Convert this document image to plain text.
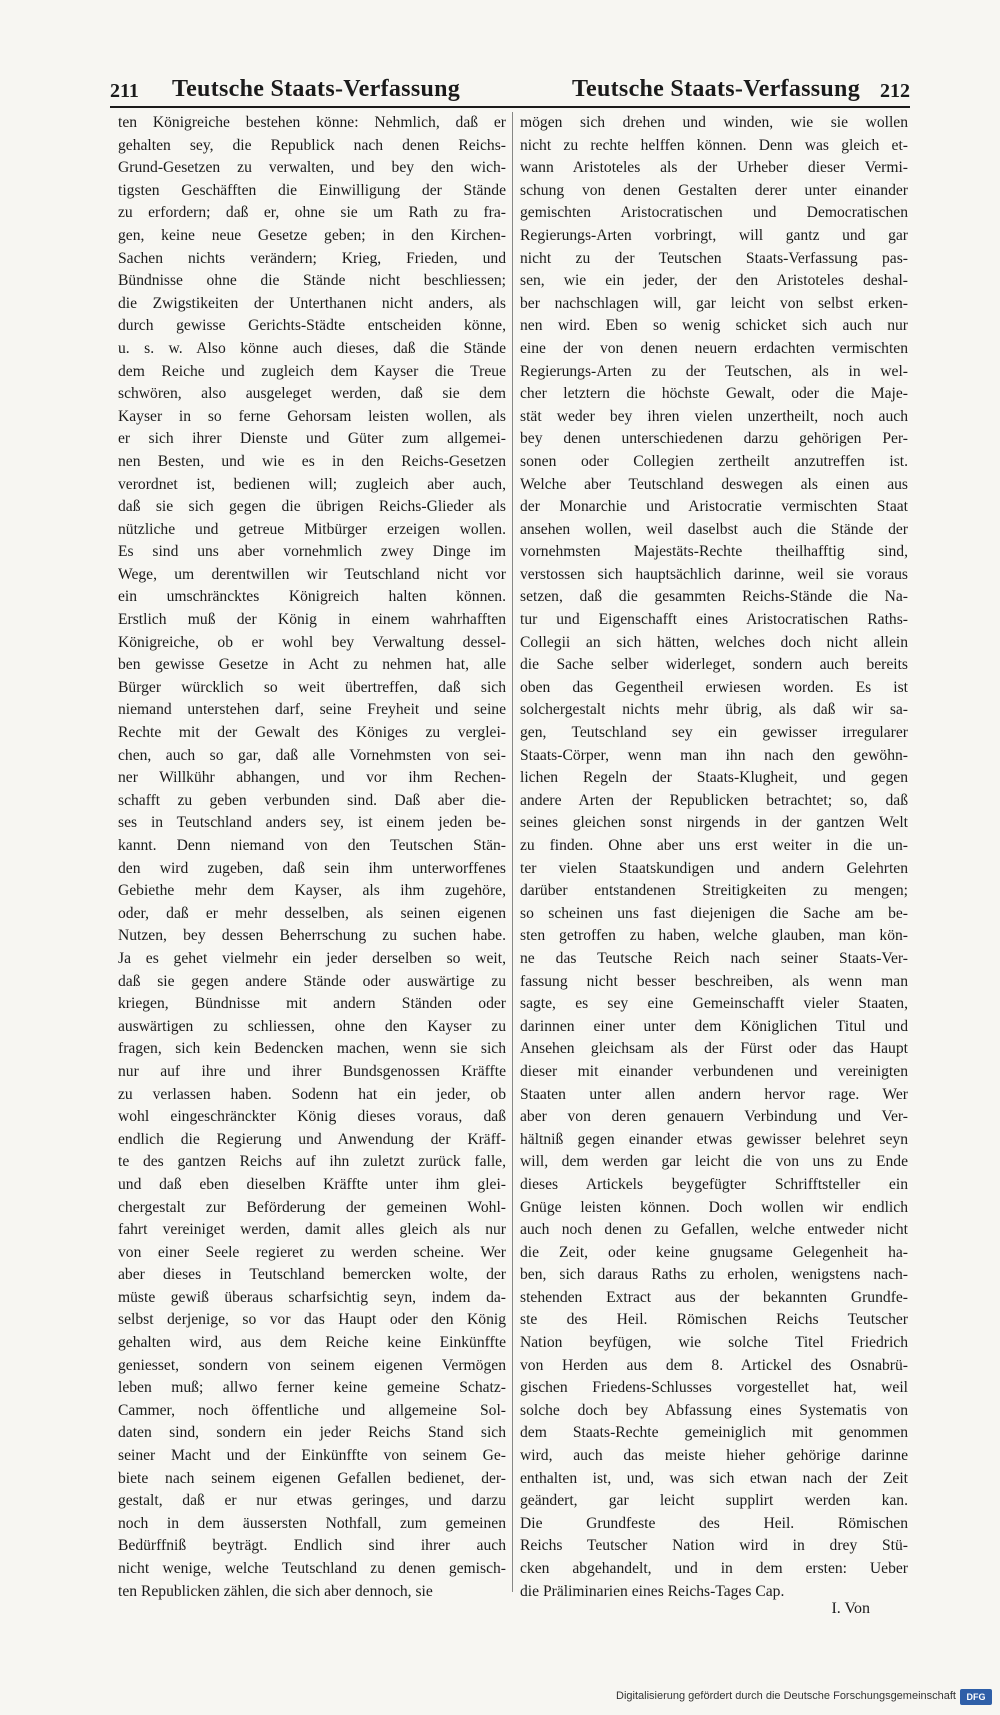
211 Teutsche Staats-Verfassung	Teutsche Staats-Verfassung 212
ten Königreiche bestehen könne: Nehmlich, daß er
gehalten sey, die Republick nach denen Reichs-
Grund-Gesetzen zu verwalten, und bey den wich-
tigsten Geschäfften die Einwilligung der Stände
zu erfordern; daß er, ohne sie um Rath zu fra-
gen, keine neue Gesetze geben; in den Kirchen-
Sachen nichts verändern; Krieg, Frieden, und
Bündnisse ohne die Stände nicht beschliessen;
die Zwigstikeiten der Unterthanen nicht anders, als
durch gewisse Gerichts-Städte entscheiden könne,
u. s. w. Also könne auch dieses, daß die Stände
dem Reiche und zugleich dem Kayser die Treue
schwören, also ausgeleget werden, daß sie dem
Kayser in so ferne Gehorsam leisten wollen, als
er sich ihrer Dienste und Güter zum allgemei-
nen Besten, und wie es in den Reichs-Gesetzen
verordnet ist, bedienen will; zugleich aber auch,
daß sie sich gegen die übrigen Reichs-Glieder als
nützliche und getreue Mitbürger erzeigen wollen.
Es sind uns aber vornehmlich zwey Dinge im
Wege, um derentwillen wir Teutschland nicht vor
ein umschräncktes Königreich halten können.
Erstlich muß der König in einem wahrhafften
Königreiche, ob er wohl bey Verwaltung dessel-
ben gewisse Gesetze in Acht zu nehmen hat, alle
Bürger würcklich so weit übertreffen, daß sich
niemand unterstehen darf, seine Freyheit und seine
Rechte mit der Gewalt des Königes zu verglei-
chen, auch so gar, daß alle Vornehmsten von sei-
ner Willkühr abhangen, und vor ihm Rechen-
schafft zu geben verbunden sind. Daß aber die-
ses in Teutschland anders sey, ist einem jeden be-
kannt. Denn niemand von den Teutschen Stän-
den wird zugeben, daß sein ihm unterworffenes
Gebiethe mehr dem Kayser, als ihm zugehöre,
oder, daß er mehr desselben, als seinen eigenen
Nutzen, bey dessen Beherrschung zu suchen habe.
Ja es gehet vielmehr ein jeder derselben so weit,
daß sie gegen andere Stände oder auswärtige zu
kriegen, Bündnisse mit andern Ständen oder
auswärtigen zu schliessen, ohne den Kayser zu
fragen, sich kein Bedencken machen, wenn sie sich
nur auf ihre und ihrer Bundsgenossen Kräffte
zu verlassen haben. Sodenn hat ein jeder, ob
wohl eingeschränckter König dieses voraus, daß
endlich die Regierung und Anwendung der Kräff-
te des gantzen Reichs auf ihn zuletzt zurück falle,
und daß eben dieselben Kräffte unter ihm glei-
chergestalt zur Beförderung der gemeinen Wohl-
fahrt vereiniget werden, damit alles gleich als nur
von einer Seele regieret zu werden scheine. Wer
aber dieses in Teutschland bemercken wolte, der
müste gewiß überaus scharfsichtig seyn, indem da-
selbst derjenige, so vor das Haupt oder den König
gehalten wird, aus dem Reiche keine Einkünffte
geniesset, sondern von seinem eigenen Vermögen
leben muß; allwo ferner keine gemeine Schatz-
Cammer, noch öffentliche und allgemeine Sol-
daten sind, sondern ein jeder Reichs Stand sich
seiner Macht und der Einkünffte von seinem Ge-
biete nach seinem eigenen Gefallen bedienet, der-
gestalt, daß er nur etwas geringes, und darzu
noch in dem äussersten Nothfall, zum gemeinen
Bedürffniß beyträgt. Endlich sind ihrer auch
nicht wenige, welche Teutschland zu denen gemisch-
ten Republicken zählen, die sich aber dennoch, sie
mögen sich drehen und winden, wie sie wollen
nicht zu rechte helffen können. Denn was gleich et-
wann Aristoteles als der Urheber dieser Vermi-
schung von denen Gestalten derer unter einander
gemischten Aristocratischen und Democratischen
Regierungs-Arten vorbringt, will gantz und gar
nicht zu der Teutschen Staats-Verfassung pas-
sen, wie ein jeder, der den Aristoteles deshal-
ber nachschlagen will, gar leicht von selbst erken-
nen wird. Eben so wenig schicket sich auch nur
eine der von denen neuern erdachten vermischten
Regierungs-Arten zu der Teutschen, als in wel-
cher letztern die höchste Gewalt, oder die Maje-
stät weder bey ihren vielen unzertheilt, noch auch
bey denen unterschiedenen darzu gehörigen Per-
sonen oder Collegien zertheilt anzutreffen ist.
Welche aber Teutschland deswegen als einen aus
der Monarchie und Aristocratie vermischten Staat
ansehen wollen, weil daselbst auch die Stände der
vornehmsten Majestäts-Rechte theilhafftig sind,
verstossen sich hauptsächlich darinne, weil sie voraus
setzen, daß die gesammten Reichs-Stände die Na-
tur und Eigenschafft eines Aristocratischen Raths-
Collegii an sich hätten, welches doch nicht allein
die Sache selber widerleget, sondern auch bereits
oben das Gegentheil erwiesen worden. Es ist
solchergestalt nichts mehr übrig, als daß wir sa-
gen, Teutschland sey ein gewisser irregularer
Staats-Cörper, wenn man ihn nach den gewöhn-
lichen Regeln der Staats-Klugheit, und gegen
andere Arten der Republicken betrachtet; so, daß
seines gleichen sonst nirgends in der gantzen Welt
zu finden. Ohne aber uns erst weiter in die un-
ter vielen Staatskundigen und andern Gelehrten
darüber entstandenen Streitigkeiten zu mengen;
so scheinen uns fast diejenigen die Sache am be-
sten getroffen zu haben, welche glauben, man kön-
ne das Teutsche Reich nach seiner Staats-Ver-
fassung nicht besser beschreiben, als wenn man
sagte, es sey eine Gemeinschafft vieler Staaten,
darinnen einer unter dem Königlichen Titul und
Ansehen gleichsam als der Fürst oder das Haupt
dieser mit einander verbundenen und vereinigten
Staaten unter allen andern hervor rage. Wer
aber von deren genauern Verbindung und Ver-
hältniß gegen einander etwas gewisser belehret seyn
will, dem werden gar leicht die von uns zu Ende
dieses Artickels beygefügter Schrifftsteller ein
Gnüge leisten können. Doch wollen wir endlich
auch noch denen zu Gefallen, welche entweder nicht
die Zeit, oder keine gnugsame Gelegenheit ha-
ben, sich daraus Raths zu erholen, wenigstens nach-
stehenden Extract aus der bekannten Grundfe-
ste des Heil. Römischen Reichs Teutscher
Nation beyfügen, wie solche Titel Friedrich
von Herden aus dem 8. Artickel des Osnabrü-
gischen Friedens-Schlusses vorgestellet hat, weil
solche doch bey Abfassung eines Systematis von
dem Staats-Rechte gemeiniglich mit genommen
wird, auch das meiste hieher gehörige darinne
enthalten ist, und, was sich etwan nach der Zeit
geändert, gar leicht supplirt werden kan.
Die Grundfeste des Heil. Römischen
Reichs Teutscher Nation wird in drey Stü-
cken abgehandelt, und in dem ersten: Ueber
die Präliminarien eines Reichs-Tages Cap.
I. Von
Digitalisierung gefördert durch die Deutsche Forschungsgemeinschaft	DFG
::::
• **Problem to solve**: Copy task for the entries above: every line with the string "ihrer".

• **Result**:
er sich ihrer Dienste und Güter zum allgemei-
nur auf ihre und ihrer Bundsgenossen Kräffte
Bedürffniß beyträgt. Endlich sind ihrer auch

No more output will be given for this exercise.